— start —

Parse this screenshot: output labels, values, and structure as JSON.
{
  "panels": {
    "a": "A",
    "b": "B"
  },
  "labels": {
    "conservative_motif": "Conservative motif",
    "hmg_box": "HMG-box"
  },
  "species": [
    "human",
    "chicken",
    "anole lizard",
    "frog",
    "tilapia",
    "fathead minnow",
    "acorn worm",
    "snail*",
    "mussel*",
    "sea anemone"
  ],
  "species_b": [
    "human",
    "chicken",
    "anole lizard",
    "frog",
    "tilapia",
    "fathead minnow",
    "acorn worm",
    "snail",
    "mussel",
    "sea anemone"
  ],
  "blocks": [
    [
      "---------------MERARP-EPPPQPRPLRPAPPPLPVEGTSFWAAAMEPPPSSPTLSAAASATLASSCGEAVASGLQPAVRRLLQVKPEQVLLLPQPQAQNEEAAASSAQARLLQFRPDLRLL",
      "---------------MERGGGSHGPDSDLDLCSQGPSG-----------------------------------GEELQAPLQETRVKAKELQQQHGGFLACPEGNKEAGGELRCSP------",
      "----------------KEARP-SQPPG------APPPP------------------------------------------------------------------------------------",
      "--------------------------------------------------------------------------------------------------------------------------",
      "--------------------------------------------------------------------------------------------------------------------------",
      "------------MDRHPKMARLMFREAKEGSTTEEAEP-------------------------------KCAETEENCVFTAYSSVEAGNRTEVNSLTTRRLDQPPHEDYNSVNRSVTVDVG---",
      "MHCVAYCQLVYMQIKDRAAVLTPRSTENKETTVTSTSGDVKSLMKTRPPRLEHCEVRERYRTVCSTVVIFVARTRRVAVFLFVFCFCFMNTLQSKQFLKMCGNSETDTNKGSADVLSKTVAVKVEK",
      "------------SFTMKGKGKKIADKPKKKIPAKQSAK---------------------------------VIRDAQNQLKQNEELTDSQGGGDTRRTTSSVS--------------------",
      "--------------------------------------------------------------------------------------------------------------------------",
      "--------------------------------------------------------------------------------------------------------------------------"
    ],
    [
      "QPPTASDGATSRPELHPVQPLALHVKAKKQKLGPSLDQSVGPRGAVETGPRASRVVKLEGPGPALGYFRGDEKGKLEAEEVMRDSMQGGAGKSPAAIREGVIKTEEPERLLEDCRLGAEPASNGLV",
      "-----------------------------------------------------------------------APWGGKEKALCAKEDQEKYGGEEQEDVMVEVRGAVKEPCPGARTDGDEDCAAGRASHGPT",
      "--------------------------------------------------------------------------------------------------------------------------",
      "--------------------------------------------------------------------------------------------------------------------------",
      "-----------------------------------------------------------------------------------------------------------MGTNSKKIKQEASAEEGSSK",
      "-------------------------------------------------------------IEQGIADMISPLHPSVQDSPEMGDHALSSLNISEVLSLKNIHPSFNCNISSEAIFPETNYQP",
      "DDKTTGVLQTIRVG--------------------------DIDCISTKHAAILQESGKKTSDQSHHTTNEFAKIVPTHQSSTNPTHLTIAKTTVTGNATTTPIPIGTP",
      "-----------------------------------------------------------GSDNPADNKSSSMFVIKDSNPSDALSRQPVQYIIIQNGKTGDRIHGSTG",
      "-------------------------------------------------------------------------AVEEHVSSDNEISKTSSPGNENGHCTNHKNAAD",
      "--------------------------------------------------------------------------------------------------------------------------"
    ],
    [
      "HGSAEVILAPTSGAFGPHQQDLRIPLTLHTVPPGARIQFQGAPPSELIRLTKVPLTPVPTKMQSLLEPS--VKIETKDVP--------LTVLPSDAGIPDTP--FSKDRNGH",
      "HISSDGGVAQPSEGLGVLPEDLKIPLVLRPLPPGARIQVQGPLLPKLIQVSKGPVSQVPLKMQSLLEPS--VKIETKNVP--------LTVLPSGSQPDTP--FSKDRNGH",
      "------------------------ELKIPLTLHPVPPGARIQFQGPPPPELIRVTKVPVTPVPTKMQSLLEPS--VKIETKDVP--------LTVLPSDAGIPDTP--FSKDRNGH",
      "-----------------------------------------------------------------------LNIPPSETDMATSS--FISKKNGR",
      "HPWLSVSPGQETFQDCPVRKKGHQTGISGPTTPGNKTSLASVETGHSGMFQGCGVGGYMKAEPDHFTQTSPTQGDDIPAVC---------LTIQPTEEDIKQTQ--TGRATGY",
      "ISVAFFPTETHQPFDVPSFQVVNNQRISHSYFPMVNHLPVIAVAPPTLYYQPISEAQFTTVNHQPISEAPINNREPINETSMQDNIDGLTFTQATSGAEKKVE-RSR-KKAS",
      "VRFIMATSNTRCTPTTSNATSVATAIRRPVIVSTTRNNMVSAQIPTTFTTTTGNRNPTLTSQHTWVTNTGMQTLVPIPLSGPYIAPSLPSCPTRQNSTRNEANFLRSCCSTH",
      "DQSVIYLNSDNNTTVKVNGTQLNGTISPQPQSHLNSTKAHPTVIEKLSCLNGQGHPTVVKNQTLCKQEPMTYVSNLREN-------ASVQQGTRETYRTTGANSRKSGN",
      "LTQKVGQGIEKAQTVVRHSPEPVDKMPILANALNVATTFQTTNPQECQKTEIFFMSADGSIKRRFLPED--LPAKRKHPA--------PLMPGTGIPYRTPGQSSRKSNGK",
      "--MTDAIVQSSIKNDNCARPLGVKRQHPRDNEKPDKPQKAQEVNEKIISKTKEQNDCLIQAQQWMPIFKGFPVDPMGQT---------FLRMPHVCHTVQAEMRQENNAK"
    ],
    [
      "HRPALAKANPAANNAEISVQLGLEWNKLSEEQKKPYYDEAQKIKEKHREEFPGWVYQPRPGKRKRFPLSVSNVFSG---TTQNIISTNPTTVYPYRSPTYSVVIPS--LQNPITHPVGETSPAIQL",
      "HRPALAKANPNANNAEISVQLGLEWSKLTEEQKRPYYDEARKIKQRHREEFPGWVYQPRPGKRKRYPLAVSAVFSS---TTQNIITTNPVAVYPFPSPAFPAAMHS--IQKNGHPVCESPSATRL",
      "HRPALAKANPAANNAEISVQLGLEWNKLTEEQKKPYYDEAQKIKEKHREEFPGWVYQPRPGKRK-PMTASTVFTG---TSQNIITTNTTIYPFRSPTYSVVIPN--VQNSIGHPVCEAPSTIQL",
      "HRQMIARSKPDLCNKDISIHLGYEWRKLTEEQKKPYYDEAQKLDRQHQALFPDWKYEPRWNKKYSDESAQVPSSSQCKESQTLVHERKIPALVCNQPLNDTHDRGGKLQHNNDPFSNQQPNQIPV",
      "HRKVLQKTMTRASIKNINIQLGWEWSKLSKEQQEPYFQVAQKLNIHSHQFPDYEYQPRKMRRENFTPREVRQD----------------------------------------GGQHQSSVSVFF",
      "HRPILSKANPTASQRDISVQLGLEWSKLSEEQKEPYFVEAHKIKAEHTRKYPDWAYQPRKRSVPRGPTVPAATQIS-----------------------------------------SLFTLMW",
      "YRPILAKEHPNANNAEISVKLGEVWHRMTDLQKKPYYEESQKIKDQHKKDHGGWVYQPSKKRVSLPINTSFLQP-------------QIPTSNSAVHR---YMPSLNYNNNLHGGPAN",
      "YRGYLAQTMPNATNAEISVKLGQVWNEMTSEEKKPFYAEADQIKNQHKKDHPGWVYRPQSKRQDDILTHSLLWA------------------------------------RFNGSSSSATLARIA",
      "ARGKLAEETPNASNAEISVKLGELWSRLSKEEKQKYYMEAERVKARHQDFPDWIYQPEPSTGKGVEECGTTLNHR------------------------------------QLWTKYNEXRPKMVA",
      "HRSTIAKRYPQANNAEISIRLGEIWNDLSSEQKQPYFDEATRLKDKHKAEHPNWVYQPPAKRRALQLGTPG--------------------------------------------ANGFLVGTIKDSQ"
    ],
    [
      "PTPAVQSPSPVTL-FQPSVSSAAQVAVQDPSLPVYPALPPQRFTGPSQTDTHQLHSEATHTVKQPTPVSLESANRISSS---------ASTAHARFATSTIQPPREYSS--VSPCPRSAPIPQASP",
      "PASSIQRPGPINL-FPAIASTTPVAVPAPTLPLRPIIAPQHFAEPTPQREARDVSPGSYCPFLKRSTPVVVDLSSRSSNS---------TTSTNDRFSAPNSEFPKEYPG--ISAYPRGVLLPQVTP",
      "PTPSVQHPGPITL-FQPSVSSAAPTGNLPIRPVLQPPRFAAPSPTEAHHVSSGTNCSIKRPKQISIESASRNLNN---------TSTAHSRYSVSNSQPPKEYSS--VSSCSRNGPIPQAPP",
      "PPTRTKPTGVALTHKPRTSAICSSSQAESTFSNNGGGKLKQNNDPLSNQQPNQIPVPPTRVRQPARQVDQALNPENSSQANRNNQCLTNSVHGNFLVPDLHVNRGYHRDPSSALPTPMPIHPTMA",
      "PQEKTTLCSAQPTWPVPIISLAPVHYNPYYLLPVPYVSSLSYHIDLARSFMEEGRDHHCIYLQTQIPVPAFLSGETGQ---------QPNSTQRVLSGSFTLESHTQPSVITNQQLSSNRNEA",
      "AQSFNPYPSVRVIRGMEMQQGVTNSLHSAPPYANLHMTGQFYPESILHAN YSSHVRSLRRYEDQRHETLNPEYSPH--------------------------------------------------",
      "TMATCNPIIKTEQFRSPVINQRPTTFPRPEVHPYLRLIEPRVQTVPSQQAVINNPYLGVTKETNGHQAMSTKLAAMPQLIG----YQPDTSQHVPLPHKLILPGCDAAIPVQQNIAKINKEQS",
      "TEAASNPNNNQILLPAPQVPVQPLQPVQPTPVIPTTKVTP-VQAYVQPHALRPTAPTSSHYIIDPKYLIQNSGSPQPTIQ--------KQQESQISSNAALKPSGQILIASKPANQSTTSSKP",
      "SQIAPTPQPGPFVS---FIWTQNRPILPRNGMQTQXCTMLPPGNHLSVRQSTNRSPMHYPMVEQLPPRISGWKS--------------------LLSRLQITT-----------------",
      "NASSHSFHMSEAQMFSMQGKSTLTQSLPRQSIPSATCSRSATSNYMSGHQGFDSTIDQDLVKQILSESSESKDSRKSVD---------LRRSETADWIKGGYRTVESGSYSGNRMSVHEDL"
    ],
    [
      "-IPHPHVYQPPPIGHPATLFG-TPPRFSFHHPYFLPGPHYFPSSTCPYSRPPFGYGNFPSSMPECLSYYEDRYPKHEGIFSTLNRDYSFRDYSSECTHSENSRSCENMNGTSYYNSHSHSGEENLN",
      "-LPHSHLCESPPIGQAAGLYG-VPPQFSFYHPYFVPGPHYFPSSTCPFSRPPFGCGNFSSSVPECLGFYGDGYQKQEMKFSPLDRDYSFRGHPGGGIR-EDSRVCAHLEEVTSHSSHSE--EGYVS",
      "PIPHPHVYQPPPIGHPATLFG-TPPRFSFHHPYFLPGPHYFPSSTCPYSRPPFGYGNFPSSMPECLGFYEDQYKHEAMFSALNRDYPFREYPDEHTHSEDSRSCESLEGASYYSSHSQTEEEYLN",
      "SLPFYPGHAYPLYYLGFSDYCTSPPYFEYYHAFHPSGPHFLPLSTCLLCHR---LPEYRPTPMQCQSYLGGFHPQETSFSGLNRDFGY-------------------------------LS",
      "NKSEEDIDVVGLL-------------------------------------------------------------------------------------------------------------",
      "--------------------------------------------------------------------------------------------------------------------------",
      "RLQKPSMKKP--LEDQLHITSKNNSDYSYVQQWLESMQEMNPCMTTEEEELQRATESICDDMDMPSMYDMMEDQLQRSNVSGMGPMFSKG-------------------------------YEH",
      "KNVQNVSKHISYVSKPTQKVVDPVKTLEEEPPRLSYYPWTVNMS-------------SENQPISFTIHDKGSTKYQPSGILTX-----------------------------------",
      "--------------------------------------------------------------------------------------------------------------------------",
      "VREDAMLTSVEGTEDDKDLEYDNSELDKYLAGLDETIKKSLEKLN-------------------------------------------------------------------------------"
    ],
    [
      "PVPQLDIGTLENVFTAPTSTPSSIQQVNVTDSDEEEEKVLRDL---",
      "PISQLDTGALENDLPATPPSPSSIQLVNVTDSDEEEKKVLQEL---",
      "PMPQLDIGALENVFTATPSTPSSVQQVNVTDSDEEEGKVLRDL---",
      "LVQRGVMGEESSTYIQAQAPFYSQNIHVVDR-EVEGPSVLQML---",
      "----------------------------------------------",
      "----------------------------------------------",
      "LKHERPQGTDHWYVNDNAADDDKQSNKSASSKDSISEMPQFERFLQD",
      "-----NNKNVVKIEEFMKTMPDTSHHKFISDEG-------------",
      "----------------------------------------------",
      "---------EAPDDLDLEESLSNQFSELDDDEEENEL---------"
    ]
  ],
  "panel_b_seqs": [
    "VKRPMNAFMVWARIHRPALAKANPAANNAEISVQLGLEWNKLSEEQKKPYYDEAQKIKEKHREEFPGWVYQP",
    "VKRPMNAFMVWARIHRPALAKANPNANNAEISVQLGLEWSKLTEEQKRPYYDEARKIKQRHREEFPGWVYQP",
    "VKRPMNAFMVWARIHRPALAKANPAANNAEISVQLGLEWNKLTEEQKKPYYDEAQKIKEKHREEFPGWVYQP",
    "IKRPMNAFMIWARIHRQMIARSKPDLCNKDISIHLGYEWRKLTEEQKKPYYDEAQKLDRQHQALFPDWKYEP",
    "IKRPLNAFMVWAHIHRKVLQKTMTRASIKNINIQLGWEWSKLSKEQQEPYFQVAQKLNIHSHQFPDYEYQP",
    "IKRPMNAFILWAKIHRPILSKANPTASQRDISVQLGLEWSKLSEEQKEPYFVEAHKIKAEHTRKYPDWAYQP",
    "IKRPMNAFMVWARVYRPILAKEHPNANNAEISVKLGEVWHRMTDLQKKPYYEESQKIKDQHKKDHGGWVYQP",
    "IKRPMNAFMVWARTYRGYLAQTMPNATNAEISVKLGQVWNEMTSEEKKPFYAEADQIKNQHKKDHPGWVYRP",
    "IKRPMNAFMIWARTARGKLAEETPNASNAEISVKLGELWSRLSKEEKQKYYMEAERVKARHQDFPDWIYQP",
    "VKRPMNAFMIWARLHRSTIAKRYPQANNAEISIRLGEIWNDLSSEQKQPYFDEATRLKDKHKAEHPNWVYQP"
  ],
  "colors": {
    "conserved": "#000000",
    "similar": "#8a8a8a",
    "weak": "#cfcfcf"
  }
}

— end —

- [EXERCISE]:
Using the records given above, list every line that includes the word "LTVLPSDAGIPDTP".

- [EXERCISE OUTPUT]:
      "HGSAEVILAPTSGAFGPHQQDLRIPLTLHTVPPGARIQFQGAPPSELIRLTKVPLTPVPTKMQSLLEPS--VKIETKDVP--------LTVLPSDAGIPDTP--FSKDRNGH",
      "------------------------ELKIPLTLHPVPPGARIQFQGPPPPELIRVTKVPVTPVPTKMQSLLEPS--VKIETKDVP--------LTVLPSDAGIPDTP--FSKDRNGH",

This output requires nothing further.